Stored data:
*****

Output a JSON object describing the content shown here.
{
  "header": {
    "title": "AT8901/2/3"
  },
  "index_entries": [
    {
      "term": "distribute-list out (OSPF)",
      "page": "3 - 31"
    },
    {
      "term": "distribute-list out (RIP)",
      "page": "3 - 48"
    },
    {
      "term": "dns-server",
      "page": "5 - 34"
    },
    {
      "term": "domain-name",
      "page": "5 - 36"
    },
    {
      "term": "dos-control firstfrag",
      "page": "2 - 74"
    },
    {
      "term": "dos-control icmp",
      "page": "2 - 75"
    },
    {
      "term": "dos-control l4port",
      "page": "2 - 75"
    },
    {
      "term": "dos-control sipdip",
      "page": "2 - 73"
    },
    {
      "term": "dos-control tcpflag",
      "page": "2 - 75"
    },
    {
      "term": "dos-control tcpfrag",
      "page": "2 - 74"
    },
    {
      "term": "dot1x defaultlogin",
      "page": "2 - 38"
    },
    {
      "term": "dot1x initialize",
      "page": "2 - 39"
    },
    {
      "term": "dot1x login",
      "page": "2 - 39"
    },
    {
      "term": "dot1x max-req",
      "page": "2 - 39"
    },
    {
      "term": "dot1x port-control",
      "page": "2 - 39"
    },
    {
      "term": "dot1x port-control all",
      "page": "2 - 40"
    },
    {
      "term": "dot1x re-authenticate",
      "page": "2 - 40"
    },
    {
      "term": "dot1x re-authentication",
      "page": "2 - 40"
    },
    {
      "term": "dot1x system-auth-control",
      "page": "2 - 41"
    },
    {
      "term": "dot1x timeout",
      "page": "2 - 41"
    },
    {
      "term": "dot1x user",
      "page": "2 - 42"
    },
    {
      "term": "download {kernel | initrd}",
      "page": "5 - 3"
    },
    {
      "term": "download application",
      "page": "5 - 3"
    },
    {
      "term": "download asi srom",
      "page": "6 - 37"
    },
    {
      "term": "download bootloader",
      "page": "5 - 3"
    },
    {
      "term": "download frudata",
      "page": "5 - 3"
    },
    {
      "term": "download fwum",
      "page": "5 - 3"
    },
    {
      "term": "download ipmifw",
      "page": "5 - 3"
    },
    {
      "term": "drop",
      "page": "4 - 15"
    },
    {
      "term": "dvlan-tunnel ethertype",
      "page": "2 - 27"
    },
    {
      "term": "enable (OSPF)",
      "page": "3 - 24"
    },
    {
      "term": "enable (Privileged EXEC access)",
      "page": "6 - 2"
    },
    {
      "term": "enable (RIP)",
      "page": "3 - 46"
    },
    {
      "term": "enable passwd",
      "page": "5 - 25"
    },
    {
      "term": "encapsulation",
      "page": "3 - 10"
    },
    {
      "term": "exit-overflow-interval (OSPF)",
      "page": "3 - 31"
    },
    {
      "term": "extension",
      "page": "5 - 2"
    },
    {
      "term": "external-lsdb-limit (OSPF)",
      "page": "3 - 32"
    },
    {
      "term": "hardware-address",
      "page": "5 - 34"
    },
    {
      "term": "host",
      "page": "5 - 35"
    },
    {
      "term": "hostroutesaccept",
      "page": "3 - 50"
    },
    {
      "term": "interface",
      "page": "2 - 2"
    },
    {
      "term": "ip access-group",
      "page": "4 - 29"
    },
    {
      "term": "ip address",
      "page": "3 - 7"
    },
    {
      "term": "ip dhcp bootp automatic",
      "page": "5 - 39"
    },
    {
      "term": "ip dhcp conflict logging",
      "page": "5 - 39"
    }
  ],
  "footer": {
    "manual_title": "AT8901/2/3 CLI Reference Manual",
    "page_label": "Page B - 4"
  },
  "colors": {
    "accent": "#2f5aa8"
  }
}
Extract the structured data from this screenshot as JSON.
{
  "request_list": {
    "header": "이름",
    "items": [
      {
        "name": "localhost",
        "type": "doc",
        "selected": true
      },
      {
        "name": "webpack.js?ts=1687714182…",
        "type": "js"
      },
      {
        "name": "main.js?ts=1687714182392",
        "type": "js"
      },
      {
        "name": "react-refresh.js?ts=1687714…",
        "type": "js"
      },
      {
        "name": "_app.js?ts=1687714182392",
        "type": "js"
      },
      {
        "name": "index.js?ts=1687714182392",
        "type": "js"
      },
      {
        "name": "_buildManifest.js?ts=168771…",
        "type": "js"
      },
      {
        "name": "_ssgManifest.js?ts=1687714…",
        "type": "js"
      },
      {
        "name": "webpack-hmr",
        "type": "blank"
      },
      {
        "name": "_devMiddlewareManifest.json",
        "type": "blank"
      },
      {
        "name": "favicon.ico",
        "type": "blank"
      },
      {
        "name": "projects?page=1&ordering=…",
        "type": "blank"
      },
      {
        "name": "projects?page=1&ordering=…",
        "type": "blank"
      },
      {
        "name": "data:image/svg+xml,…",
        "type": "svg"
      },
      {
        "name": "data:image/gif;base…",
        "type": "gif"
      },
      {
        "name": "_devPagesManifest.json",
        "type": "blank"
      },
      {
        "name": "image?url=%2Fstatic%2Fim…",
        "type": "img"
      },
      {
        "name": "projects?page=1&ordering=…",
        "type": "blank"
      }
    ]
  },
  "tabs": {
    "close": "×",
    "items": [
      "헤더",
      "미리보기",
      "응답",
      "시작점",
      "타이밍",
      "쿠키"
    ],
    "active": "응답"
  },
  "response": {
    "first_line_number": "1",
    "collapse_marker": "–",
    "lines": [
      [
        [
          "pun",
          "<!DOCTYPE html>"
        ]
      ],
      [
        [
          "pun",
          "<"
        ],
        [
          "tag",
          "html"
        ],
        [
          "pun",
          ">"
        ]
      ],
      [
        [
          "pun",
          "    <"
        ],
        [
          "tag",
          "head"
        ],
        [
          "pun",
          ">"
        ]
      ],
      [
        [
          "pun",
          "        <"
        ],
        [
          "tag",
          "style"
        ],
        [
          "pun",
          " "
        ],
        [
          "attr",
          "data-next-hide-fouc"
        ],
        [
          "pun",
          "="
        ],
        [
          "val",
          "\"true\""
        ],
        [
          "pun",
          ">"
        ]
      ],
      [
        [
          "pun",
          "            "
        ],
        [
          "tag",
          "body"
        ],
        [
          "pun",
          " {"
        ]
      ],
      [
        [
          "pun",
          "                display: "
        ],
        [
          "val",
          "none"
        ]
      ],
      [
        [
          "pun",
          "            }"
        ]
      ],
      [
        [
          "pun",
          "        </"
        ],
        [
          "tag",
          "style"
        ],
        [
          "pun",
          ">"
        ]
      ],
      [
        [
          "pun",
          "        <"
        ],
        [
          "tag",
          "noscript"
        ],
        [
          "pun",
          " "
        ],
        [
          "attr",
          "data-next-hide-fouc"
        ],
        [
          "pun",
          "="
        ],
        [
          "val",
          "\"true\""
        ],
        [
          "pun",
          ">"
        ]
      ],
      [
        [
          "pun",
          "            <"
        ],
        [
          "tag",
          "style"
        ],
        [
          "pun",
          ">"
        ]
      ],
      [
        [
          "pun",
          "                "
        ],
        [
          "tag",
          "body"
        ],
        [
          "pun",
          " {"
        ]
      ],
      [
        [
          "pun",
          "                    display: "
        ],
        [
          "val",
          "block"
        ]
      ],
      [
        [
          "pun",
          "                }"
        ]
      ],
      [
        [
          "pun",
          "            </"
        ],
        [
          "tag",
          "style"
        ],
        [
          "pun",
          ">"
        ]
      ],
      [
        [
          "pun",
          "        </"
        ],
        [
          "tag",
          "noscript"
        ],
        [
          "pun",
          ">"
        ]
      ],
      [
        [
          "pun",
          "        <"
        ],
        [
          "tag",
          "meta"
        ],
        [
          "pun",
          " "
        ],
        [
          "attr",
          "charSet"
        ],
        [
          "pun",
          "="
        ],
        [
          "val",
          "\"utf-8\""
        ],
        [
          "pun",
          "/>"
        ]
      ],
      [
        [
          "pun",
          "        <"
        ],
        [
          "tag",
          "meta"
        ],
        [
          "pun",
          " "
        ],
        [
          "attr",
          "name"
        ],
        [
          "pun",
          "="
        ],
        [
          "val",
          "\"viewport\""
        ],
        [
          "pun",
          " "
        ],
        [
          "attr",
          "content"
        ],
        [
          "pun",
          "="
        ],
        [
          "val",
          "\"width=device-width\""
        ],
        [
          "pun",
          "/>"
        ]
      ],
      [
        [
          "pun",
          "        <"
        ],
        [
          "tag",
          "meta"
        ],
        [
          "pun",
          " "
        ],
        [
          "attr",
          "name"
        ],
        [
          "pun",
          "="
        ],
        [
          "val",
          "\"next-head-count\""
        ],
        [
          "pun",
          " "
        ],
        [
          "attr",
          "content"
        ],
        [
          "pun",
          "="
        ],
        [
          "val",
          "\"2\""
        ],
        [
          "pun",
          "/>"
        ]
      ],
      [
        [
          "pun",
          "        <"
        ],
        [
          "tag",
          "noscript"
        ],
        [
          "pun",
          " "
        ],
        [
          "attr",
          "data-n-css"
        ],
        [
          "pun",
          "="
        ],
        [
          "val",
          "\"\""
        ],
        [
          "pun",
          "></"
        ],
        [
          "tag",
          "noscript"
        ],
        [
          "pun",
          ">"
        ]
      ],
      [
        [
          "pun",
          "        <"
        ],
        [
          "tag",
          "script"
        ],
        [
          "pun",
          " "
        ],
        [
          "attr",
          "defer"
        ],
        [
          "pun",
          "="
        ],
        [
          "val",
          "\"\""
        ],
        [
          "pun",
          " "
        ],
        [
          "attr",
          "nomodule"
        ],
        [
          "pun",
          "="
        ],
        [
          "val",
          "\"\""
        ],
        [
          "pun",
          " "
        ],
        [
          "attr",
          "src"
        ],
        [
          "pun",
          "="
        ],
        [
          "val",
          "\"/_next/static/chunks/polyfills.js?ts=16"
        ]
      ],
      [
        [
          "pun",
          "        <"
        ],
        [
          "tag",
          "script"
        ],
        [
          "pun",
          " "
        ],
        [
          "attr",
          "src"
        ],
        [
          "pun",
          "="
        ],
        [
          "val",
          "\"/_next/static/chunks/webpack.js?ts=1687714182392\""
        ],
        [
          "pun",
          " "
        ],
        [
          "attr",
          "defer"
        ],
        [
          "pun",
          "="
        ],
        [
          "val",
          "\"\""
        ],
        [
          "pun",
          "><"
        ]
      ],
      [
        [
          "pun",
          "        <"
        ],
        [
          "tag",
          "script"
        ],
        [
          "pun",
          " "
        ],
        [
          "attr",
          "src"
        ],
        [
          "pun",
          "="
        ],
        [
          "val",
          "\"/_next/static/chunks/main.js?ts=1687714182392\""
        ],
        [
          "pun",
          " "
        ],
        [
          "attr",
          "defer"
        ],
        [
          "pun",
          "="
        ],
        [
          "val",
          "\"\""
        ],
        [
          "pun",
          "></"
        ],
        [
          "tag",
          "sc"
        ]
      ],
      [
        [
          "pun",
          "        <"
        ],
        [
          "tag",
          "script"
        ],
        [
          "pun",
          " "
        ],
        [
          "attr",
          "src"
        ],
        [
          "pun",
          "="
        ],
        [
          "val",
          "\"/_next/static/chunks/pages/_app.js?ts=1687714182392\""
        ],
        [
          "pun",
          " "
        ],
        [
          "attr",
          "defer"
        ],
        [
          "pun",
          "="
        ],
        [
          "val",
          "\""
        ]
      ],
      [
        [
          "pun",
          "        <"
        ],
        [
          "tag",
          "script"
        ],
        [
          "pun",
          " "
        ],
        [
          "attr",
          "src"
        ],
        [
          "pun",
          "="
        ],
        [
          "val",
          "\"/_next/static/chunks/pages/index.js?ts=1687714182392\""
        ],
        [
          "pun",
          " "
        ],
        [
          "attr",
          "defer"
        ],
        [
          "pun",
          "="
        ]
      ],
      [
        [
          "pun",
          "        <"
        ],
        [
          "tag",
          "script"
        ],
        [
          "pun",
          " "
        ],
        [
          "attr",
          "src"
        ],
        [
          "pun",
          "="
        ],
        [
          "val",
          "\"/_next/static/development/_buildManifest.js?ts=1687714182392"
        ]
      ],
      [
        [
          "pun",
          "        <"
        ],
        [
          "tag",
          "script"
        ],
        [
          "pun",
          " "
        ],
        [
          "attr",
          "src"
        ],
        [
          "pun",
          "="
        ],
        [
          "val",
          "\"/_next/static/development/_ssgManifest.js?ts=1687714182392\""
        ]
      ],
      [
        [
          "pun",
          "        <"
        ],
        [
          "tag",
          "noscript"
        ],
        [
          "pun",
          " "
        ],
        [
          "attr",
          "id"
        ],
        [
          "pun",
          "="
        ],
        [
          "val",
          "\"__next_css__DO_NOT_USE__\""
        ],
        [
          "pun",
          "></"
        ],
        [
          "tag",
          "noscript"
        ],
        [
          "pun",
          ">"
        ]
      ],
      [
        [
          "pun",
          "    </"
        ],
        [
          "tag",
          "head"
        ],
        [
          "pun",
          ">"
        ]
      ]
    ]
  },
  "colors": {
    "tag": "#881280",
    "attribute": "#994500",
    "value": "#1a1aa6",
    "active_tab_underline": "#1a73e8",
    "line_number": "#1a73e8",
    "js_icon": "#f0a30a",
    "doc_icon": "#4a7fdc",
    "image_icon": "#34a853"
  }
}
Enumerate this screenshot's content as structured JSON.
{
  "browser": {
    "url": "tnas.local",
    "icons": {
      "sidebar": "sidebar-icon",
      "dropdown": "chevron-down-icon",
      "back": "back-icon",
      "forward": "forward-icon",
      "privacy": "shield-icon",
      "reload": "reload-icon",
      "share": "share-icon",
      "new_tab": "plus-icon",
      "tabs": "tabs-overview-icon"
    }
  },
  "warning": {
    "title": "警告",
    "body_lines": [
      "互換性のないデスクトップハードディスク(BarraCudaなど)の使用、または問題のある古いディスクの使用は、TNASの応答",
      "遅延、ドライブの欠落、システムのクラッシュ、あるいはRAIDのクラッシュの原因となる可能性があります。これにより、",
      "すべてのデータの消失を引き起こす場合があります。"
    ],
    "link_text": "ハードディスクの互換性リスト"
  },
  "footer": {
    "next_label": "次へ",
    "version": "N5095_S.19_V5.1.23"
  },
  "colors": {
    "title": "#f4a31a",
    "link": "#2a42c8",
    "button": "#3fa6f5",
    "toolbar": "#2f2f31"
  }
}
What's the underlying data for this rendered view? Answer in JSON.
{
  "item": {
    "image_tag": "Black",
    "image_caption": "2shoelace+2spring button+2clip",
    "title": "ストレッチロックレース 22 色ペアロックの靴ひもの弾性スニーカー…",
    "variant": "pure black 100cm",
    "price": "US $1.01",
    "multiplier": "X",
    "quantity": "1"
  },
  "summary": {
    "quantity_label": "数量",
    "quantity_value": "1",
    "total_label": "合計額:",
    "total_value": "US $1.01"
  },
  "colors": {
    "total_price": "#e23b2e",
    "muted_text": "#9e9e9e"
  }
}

*****

PROBLEM DETAILS: Locate each line containing the string "enable" and show it.

TASK ANSWER:
      "term": "enable (OSPF)",
      "term": "enable (Privileged EXEC access)",
      "term": "enable (RIP)",
      "term": "enable passwd",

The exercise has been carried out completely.